■ TO DO ■
Search the entries below. Return every line that has "терапію" in it.

■ DATA EXTRACT ■

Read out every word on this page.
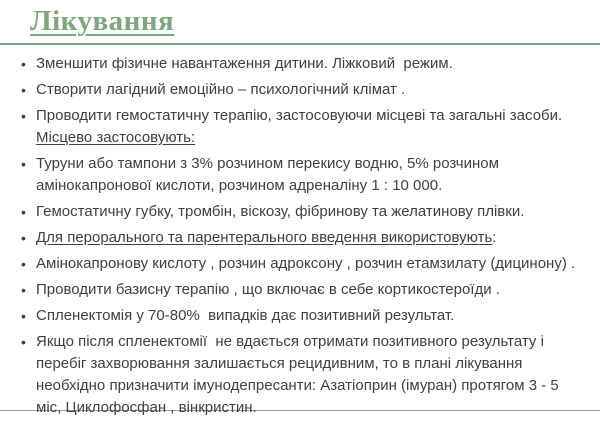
Лікування
• Зменшити фізичне навантаження дитини. Ліжковий  режим.
• Створити лагідний емоційно – психологічний клімат .
• Проводити гемостатичну терапію, застосовуючи місцеві та загальні засоби. Місцево застосовують:
• Туруни або тампони з 3% розчином перекису водню, 5% розчином амінокапронової кислоти, розчином адреналіну 1 : 10 000.
• Гемостатичну губку, тромбін, віскозу, фібринову та желатинову плівки.
• Для перорального та парентерального введення використовують:
• Амінокапронову кислоту , розчин адроксону , розчин етамзилату (дицинону) .
• Проводити базисну терапію , що включає в себе кортикостероїди .
• Спленектомія у 70-80%  випадків дає позитивний результат.
• Якщо після спленектомії  не вдається отримати позитивного результату і перебіг захворювання залишається рецидивним, то в плані лікування необхідно призначити імунодепресанти: Азатіоприн (імуран) протягом 3 - 5 міс, Циклофосфан , вінкристин.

■ COMPLETE RESPONSE ■
• Проводити гемостатичну терапію, застосовуючи місцеві та загальні засоби. Місцево застосовують:
• Проводити базисну терапію , що включає в себе кортикостероїди .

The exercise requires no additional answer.